[What you are asked to do]: From the entries below, work out the number of lines that hold the word "ylabel", and give that number alone.

^^^^^^^^

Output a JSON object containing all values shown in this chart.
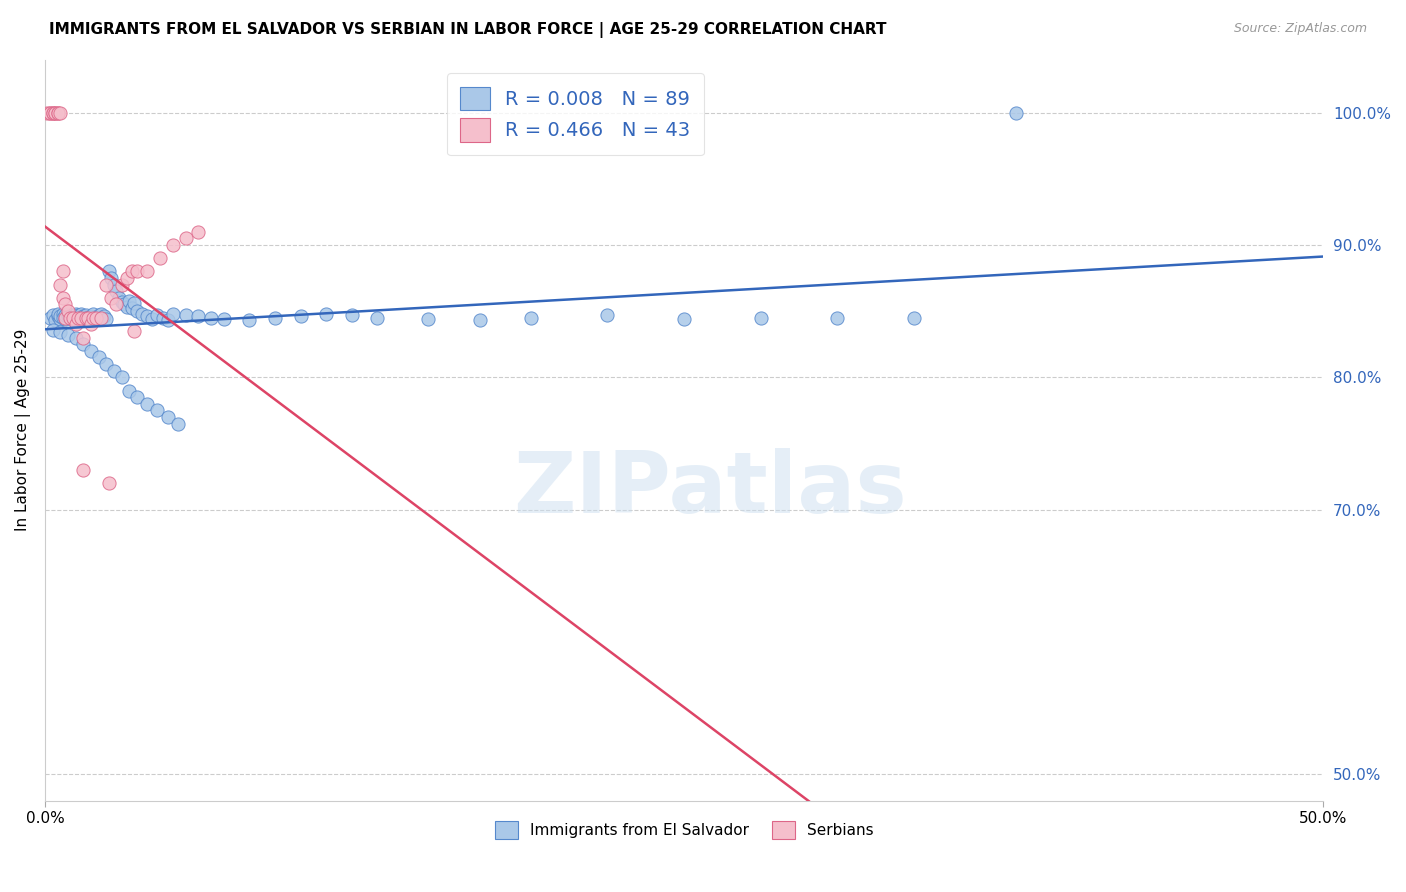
{
  "title": "IMMIGRANTS FROM EL SALVADOR VS SERBIAN IN LABOR FORCE | AGE 25-29 CORRELATION CHART",
  "source": "Source: ZipAtlas.com",
  "ylabel": "In Labor Force | Age 25-29",
  "blue_color": "#aac8e8",
  "blue_edge_color": "#5588cc",
  "blue_line_color": "#3366bb",
  "pink_color": "#f5bfcc",
  "pink_edge_color": "#dd6688",
  "pink_line_color": "#dd4466",
  "legend_R_blue": "R = 0.008",
  "legend_N_blue": "N = 89",
  "legend_R_pink": "R = 0.466",
  "legend_N_pink": "N = 43",
  "xmin": 0.0,
  "xmax": 0.5,
  "ymin": 0.48,
  "ymax": 1.04,
  "right_ytick_labels": [
    "100.0%",
    "90.0%",
    "80.0%",
    "70.0%",
    "50.0%"
  ],
  "right_ytick_values": [
    1.0,
    0.9,
    0.8,
    0.7,
    0.5
  ],
  "watermark": "ZIPatlas",
  "label_el_salvador": "Immigrants from El Salvador",
  "label_serbians": "Serbians",
  "blue_x": [
    0.002,
    0.003,
    0.004,
    0.005,
    0.005,
    0.006,
    0.006,
    0.007,
    0.007,
    0.008,
    0.008,
    0.009,
    0.009,
    0.01,
    0.01,
    0.011,
    0.011,
    0.012,
    0.012,
    0.013,
    0.013,
    0.014,
    0.014,
    0.015,
    0.015,
    0.016,
    0.016,
    0.017,
    0.018,
    0.019,
    0.02,
    0.021,
    0.022,
    0.023,
    0.024,
    0.025,
    0.026,
    0.027,
    0.028,
    0.029,
    0.03,
    0.031,
    0.032,
    0.033,
    0.034,
    0.035,
    0.036,
    0.038,
    0.04,
    0.042,
    0.044,
    0.046,
    0.048,
    0.05,
    0.055,
    0.06,
    0.065,
    0.07,
    0.08,
    0.09,
    0.1,
    0.11,
    0.12,
    0.13,
    0.15,
    0.17,
    0.19,
    0.22,
    0.25,
    0.28,
    0.31,
    0.34,
    0.38,
    0.003,
    0.006,
    0.009,
    0.012,
    0.015,
    0.018,
    0.021,
    0.024,
    0.027,
    0.03,
    0.033,
    0.036,
    0.04,
    0.044,
    0.048,
    0.052
  ],
  "blue_y": [
    0.845,
    0.847,
    0.843,
    0.846,
    0.848,
    0.844,
    0.846,
    0.848,
    0.845,
    0.844,
    0.847,
    0.846,
    0.848,
    0.845,
    0.847,
    0.844,
    0.846,
    0.848,
    0.845,
    0.844,
    0.847,
    0.845,
    0.848,
    0.846,
    0.844,
    0.847,
    0.845,
    0.843,
    0.846,
    0.848,
    0.845,
    0.847,
    0.848,
    0.846,
    0.844,
    0.88,
    0.875,
    0.87,
    0.865,
    0.86,
    0.857,
    0.855,
    0.853,
    0.858,
    0.852,
    0.856,
    0.85,
    0.848,
    0.846,
    0.844,
    0.847,
    0.845,
    0.843,
    0.848,
    0.847,
    0.846,
    0.845,
    0.844,
    0.843,
    0.845,
    0.846,
    0.848,
    0.847,
    0.845,
    0.844,
    0.843,
    0.845,
    0.847,
    0.844,
    0.845,
    0.845,
    0.845,
    1.0,
    0.836,
    0.834,
    0.832,
    0.83,
    0.825,
    0.82,
    0.815,
    0.81,
    0.805,
    0.8,
    0.79,
    0.785,
    0.78,
    0.775,
    0.77,
    0.765
  ],
  "pink_x": [
    0.001,
    0.002,
    0.002,
    0.003,
    0.003,
    0.004,
    0.004,
    0.005,
    0.005,
    0.006,
    0.006,
    0.007,
    0.007,
    0.008,
    0.008,
    0.009,
    0.01,
    0.011,
    0.012,
    0.013,
    0.014,
    0.015,
    0.016,
    0.017,
    0.018,
    0.019,
    0.02,
    0.022,
    0.024,
    0.026,
    0.028,
    0.03,
    0.032,
    0.034,
    0.036,
    0.04,
    0.045,
    0.05,
    0.055,
    0.06,
    0.015,
    0.025,
    0.035
  ],
  "pink_y": [
    1.0,
    1.0,
    1.0,
    1.0,
    1.0,
    1.0,
    1.0,
    1.0,
    1.0,
    1.0,
    0.87,
    0.86,
    0.88,
    0.855,
    0.845,
    0.85,
    0.845,
    0.845,
    0.84,
    0.845,
    0.845,
    0.83,
    0.845,
    0.845,
    0.84,
    0.845,
    0.845,
    0.845,
    0.87,
    0.86,
    0.855,
    0.87,
    0.875,
    0.88,
    0.88,
    0.88,
    0.89,
    0.9,
    0.905,
    0.91,
    0.73,
    0.72,
    0.835
  ]
}
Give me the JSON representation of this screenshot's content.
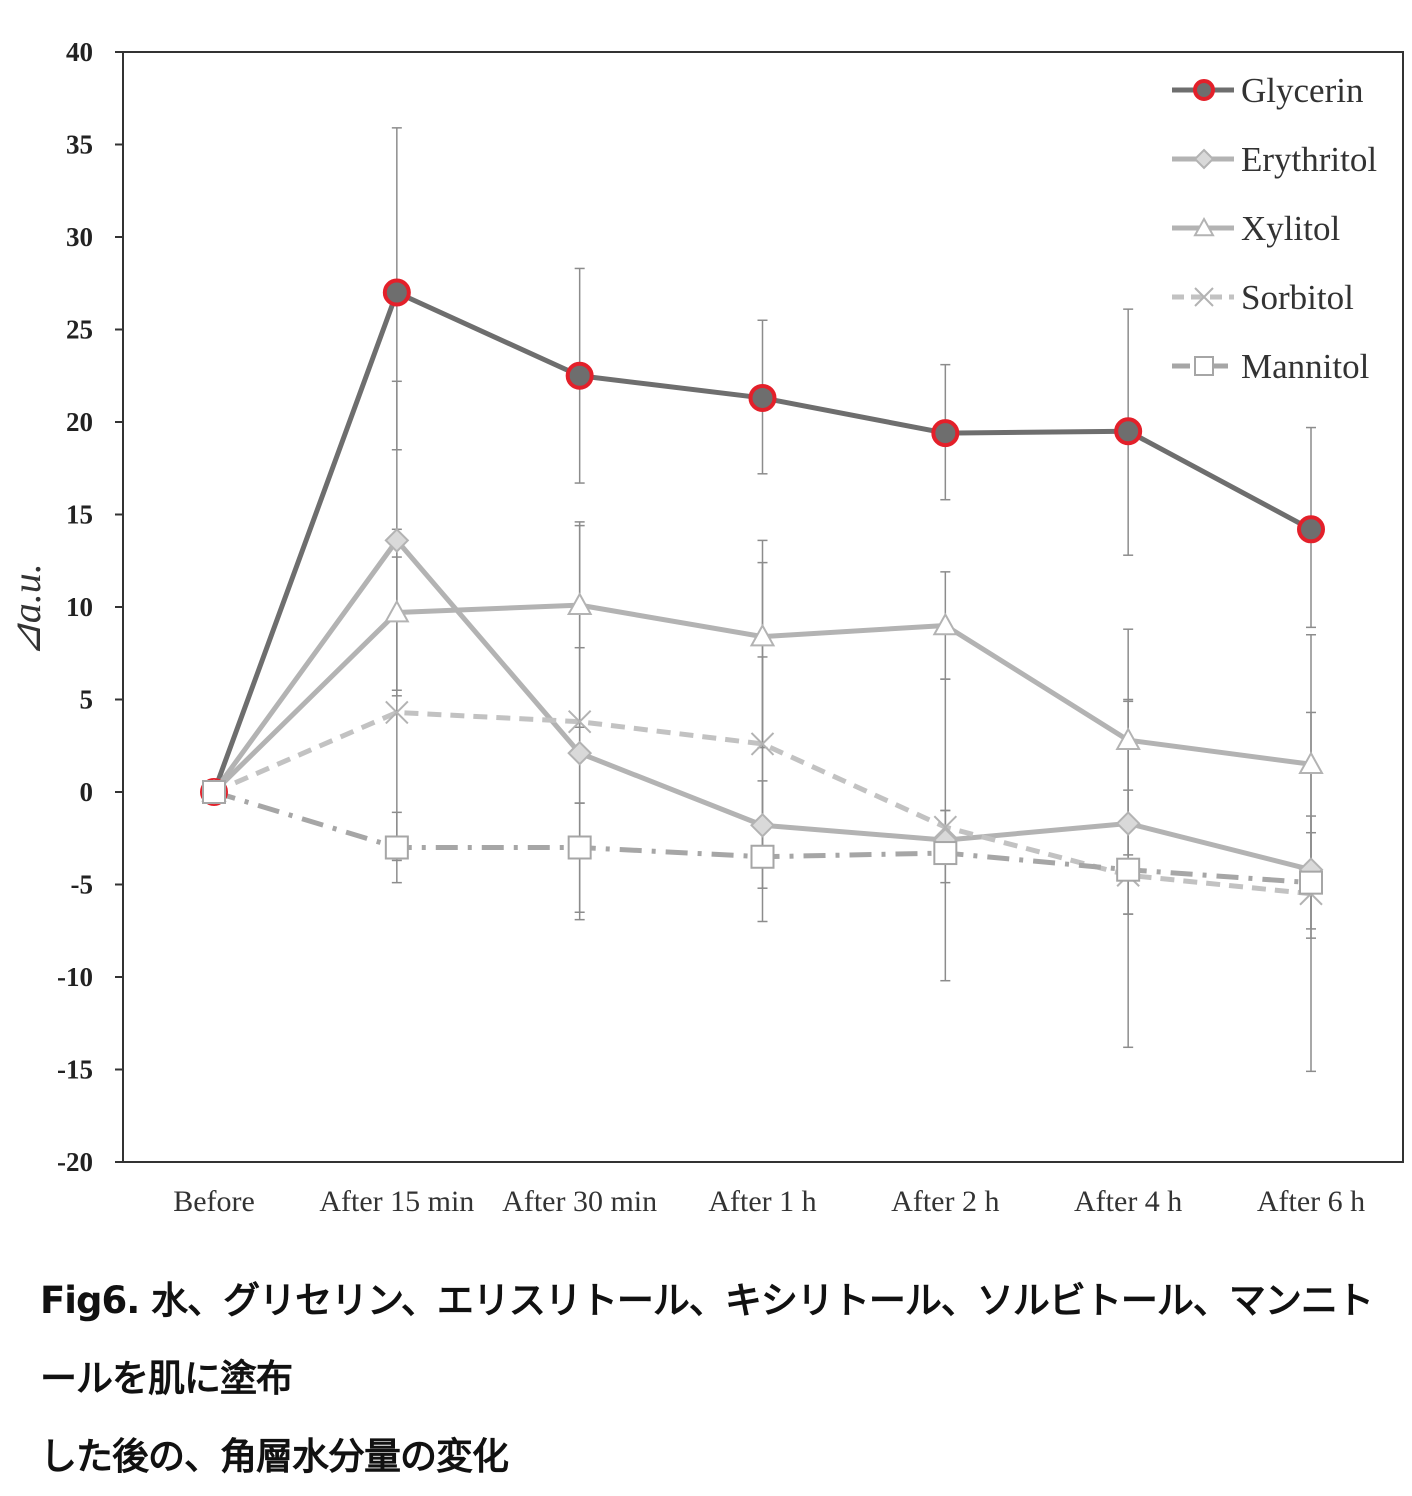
{
  "caption": {
    "line1": "Fig6. 水、グリセリン、エリスリトール、キシリトール、ソルビトール、マンニトールを肌に塗布",
    "line2": "した後の、角層水分量の変化"
  },
  "chart_data": {
    "type": "line",
    "title": "",
    "xlabel": "",
    "ylabel": "⊿a.u.",
    "ylim": [
      -20,
      40
    ],
    "yticks": [
      40,
      35,
      30,
      25,
      20,
      15,
      10,
      5,
      0,
      -5,
      -10,
      -15,
      -20
    ],
    "categories": [
      "Before",
      "After 15 min",
      "After 30 min",
      "After 1 h",
      "After 2 h",
      "After 4 h",
      "After 6 h"
    ],
    "legend_position": "top-right",
    "series": [
      {
        "name": "Glycerin",
        "marker": "circle",
        "line_style": "solid",
        "line_color": "#6e6e6e",
        "marker_fill": "#6e6e6e",
        "marker_stroke": "#e3202a",
        "values": [
          0,
          27.0,
          22.5,
          21.3,
          19.4,
          19.5,
          14.2
        ],
        "err_low": [
          null,
          18.5,
          16.7,
          17.2,
          15.8,
          12.8,
          8.9
        ],
        "err_high": [
          null,
          35.9,
          28.3,
          25.5,
          23.1,
          26.1,
          19.7
        ]
      },
      {
        "name": "Erythritol",
        "marker": "diamond",
        "line_style": "solid",
        "line_color": "#b3b3b3",
        "marker_fill": "#d9d9d9",
        "marker_stroke": "#b3b3b3",
        "values": [
          0,
          13.6,
          2.1,
          -1.8,
          -2.6,
          -1.7,
          -4.2
        ],
        "err_low": [
          null,
          5.5,
          -6.5,
          -5.2,
          -10.2,
          -6.6,
          -7.9
        ],
        "err_high": [
          null,
          22.2,
          14.4,
          12.4,
          6.1,
          5.0,
          8.5
        ]
      },
      {
        "name": "Xylitol",
        "marker": "triangle",
        "line_style": "solid",
        "line_color": "#b3b3b3",
        "marker_fill": "#ffffff",
        "marker_stroke": "#b3b3b3",
        "values": [
          0,
          9.7,
          10.1,
          8.4,
          9.0,
          2.8,
          1.5
        ],
        "err_low": [
          null,
          5.2,
          3.5,
          2.4,
          6.1,
          -3.4,
          -5.4
        ],
        "err_high": [
          null,
          14.2,
          14.6,
          13.6,
          11.9,
          8.8,
          4.3
        ]
      },
      {
        "name": "Sorbitol",
        "marker": "x",
        "line_style": "dashed",
        "line_color": "#c2c2c2",
        "marker_fill": "none",
        "marker_stroke": "#b3b3b3",
        "values": [
          0,
          4.3,
          3.8,
          2.6,
          -1.9,
          -4.5,
          -5.5
        ],
        "err_low": [
          null,
          -3.7,
          -0.6,
          -3.2,
          -3.0,
          -13.8,
          -15.1
        ],
        "err_high": [
          null,
          12.7,
          7.8,
          7.3,
          -1.0,
          4.9,
          -1.3
        ]
      },
      {
        "name": "Mannitol",
        "marker": "square",
        "line_style": "dashdot",
        "line_color": "#a6a6a6",
        "marker_fill": "#ffffff",
        "marker_stroke": "#a6a6a6",
        "values": [
          0,
          -3.0,
          -3.0,
          -3.5,
          -3.3,
          -4.2,
          -4.9
        ],
        "err_low": [
          null,
          -4.9,
          -6.9,
          -7.0,
          -4.9,
          -6.6,
          -7.4
        ],
        "err_high": [
          null,
          -1.1,
          -0.6,
          0.6,
          -1.0,
          0.1,
          -2.2
        ]
      }
    ]
  }
}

^^^^^^^^

[Problem solution]: 2